Your objective ->
Select all lines holding the word "maximizes" from the entries that follow.

Extracted data entries:
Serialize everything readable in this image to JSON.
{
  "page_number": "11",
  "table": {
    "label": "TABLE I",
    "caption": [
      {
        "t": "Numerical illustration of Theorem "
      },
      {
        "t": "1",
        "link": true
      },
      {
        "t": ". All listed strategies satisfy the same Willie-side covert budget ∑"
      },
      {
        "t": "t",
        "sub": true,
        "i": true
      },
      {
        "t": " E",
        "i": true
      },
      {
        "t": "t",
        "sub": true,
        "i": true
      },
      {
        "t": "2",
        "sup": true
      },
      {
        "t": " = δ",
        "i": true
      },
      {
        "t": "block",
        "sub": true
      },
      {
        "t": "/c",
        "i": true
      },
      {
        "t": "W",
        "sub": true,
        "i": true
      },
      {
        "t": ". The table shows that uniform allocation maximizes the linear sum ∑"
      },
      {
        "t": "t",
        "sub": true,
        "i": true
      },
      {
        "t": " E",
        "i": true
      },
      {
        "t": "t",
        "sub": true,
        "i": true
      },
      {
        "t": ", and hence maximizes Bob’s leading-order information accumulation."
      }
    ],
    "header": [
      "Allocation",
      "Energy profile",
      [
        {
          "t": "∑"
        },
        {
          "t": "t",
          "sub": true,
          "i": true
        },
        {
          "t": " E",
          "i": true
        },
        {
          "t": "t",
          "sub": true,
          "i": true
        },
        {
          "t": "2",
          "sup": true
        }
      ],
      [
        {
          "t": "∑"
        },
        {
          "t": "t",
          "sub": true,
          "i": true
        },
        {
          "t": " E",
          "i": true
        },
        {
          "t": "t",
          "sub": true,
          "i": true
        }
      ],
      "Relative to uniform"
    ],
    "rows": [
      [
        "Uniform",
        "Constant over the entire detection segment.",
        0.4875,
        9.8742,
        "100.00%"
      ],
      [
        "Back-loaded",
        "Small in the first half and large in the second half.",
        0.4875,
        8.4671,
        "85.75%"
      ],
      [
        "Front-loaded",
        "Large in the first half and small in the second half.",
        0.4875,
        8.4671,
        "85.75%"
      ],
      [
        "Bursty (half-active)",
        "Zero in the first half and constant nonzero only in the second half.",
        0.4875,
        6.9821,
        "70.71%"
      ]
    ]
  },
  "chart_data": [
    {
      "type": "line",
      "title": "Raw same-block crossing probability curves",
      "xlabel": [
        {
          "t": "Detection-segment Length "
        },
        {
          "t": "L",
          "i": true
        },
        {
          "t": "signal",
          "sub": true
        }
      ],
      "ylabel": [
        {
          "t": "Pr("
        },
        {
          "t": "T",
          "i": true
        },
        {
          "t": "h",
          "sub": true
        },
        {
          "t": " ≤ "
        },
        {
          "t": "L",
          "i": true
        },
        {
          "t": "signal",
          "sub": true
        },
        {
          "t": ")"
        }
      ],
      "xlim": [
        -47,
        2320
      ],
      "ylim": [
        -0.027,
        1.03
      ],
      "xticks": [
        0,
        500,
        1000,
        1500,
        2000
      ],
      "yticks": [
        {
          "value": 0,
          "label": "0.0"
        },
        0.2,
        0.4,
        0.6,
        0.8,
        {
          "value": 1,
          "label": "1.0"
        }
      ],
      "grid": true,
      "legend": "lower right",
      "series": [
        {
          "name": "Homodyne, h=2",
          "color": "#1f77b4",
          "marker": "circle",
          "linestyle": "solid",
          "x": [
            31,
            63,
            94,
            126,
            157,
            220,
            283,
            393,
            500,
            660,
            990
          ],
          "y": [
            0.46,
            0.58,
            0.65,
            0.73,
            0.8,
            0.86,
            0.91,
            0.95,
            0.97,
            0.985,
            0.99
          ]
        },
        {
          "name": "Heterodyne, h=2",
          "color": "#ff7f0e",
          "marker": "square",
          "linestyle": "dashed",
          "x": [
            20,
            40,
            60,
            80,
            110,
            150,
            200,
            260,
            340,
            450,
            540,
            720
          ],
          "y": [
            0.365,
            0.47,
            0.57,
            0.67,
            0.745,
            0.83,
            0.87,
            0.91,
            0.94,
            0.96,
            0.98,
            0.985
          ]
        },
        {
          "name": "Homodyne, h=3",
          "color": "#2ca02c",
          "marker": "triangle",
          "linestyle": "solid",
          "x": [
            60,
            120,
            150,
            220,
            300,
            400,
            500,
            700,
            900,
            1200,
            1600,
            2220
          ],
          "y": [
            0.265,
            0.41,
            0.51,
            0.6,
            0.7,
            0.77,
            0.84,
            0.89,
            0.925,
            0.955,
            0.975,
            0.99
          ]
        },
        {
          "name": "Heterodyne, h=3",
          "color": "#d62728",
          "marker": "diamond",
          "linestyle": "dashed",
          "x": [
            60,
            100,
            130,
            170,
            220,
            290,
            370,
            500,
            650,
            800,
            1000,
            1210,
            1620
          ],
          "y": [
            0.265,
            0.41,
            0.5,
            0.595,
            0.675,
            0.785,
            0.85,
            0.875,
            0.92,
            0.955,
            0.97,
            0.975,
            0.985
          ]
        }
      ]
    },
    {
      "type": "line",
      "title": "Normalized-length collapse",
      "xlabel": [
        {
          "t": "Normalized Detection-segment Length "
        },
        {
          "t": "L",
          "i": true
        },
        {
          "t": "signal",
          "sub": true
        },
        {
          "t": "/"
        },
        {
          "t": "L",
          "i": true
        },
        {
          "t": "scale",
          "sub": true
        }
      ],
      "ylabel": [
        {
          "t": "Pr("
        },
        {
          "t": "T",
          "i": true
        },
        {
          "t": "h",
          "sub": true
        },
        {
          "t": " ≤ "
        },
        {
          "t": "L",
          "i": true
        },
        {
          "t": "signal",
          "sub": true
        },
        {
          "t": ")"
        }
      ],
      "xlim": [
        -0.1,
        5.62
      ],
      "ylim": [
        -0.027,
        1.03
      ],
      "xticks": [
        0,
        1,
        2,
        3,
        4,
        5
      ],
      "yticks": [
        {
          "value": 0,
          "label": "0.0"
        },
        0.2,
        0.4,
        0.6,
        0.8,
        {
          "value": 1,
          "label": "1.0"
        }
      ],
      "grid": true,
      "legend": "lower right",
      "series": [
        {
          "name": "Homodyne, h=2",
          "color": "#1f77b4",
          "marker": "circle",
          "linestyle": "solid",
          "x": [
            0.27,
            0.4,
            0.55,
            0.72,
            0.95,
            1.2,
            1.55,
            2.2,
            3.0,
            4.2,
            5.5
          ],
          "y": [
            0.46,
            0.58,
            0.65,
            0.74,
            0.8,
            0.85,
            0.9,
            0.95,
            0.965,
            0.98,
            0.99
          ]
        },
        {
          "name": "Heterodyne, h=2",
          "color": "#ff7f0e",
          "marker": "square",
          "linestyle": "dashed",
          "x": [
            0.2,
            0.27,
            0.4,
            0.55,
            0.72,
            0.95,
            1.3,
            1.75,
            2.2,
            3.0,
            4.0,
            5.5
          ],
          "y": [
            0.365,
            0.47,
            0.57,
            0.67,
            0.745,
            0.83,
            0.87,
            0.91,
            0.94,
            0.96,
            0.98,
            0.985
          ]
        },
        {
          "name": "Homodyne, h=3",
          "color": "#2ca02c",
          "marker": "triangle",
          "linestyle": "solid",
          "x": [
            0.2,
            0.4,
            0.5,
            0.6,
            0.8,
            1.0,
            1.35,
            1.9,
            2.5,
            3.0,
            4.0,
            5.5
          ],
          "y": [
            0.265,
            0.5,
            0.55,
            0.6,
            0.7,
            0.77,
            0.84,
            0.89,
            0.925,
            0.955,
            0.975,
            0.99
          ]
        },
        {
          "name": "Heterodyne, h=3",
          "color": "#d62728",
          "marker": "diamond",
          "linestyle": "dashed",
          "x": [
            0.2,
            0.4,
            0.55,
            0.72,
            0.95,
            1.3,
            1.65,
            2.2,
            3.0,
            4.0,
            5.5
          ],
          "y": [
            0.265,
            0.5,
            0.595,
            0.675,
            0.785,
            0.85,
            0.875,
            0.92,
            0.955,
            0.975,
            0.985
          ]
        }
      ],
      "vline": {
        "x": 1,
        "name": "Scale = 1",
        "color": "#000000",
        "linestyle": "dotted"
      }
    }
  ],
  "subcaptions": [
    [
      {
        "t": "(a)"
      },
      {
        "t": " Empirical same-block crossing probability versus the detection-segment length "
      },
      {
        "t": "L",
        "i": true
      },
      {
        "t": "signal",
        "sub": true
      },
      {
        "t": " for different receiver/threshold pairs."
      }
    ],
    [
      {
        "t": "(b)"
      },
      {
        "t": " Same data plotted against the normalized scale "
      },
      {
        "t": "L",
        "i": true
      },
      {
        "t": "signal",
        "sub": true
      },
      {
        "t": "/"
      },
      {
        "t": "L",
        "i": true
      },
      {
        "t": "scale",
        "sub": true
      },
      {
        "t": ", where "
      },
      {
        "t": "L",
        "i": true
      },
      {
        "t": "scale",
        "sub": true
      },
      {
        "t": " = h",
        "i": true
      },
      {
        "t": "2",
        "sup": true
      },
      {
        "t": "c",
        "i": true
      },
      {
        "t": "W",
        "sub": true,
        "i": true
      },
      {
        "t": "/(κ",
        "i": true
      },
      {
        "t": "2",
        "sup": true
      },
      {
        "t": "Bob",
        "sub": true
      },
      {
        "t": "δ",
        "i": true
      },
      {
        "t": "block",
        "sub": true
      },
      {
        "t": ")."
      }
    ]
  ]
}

Result of this task ->
        "t": ". The table shows that uniform allocation maximizes the linear sum ∑"
        "t": ", and hence maximizes Bob’s leading-order information accumulation."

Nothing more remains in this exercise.